**Deine Aufgaben:**
A - Gib aus dem Interview zum SCO-Gipfel einen Abschnitt wortgetreu aus. Beginne bei den Worten "Diese Organisation erweckt" und höre nach "Interessen darlegen können." auf.
B - Welche beiden Länder traten laut dem Interview zum SCO-Gipfel 2017 der Organisation bei?
C - Nimm das Interview über das Verhältnis zwischen Peking und Moskau wieder auf und schreibe es nach seinem letzten Satz weiter.

**Ausgangstext:**
-------------------------

- Politik
- SCO-Gipfel
China: »Ich sehe keine wirklich prorussische Position«
Der China- und Zentralasien-Experte Temur Umarow über das Verhältnis zwischen Peking und Moskau
In den letzten Jahren expandierte die Shanghaier Organisation für Zusammenarbeit SCO aktiv: 2017 traten ihr Indien und Pakistan bei, dann der Iran und jetzt Belarus. Beim Gipfel in Astana vergangene Woche waren auch UN-Generalsekretär Guterres und Präsident Erdoğan. Ist das ein Erfolg für Wladimir Putin?
Diese Organisation erweckt nur den Anschein einer großen Aktivität – in Wirklichkeit existiert keine. Ein Vorteil ist, dass sich dort Staats- und Regierungschefs regelmäßig treffen können, ohne Verantwortung für die Aussagen ihrer Kollegen zu übernehmen. Es ist nichts weiter als eine Plattform, auf der Länder, auch Nichtmitglieder, einfach ihre Bedenken äußern und ihre Interessen darlegen können.

-------------------------

**Datenauszug:**
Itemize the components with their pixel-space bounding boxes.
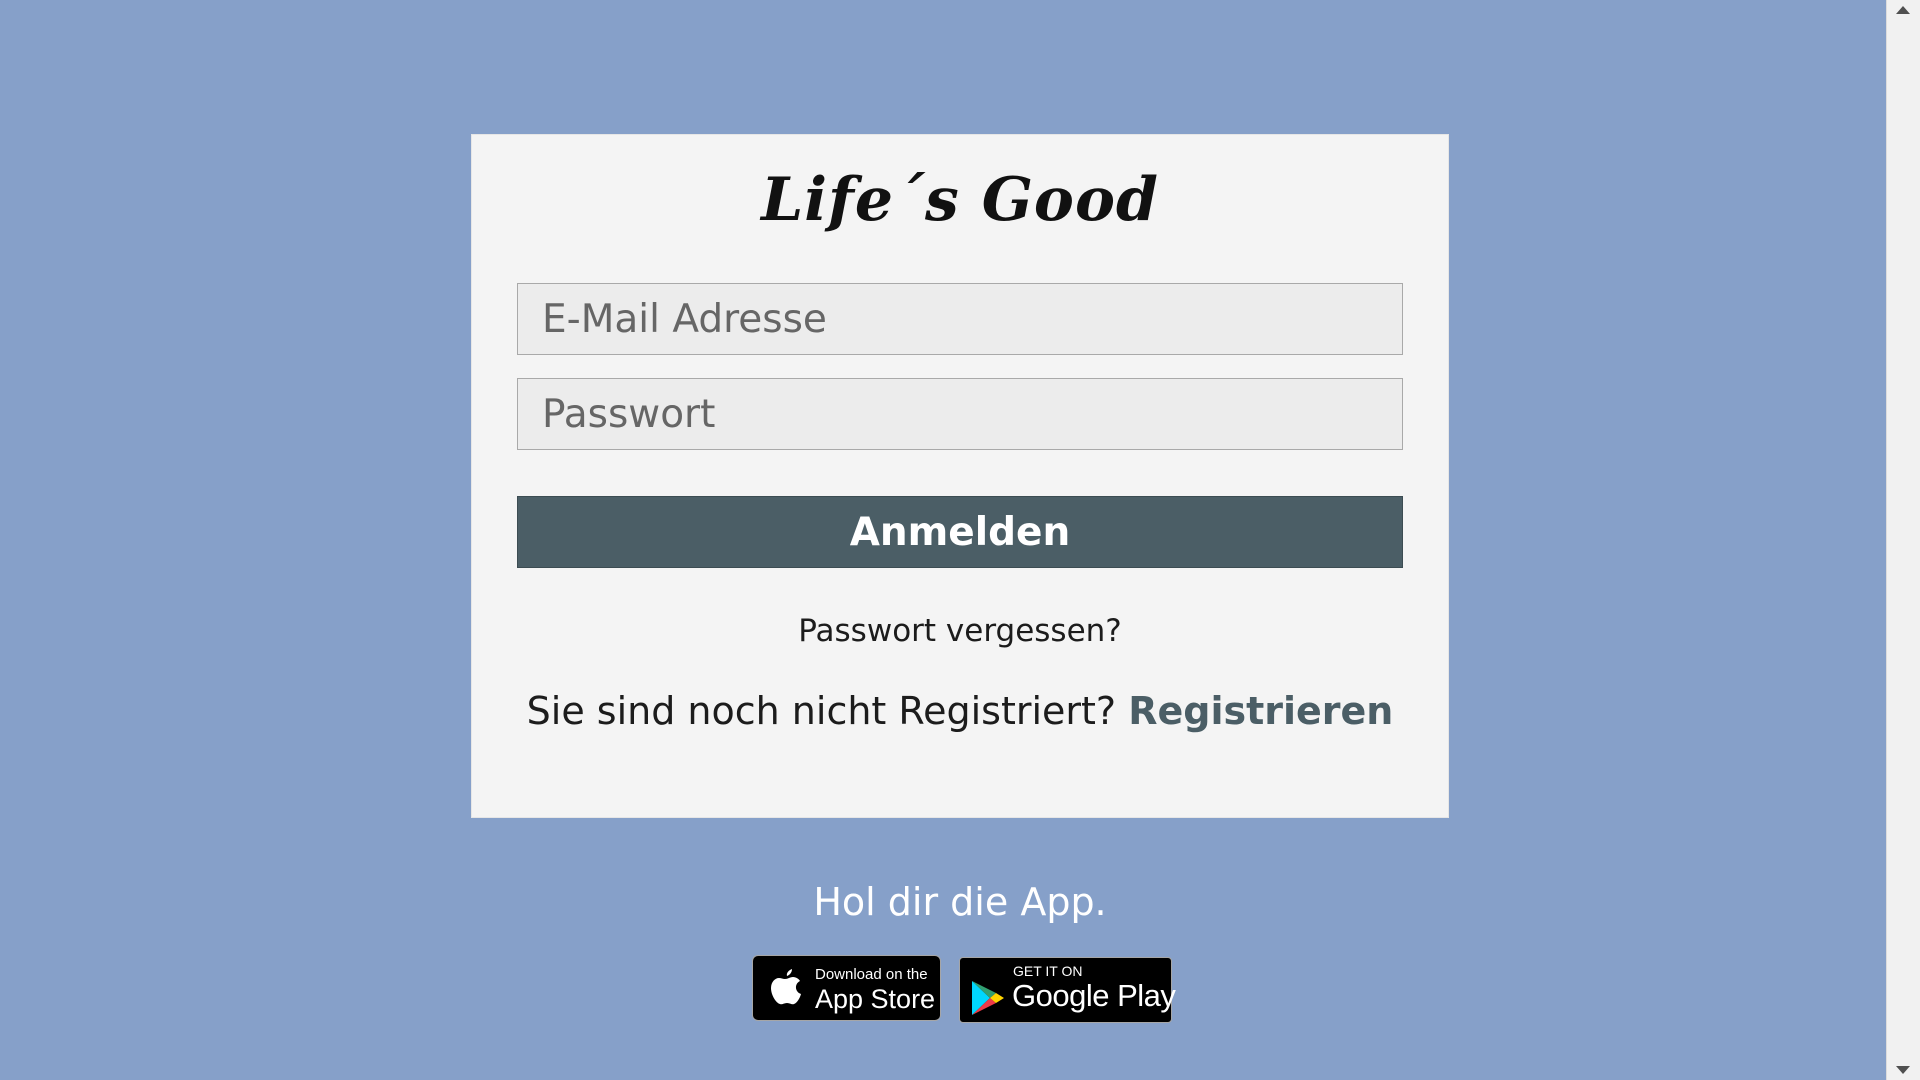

-------------------------

**Erwartete Ausgaben:**
A -
Diese Organisation erweckt nur den Anschein einer großen Aktivität – in Wirklichkeit existiert keine. Ein Vorteil ist, dass sich dort Staats- und Regierungschefs regelmäßig treffen können, ohne Verantwortung für die Aussagen ihrer Kollegen zu übernehmen. Es ist nichts weiter als eine Plattform, auf der Länder, auch Nichtmitglieder, einfach ihre Bedenken äußern und ihre Interessen darlegen können.

B - Indien und Pakistan.

C -
Also kein Erfolg?
Wenn alles so vage ist, ist schwer zu beurteilen, was einen Erfolg ausmacht. Aber wenn man die Tatsache, dass sich alle getroffen haben, schon als Erfolg sieht, dann kann man einen solchen bejahen. Allerdings kann ihn nicht Putin verbuchen, sondern Kasachstans Präsident und Gastgeber Kassym-Schomart Tokajew.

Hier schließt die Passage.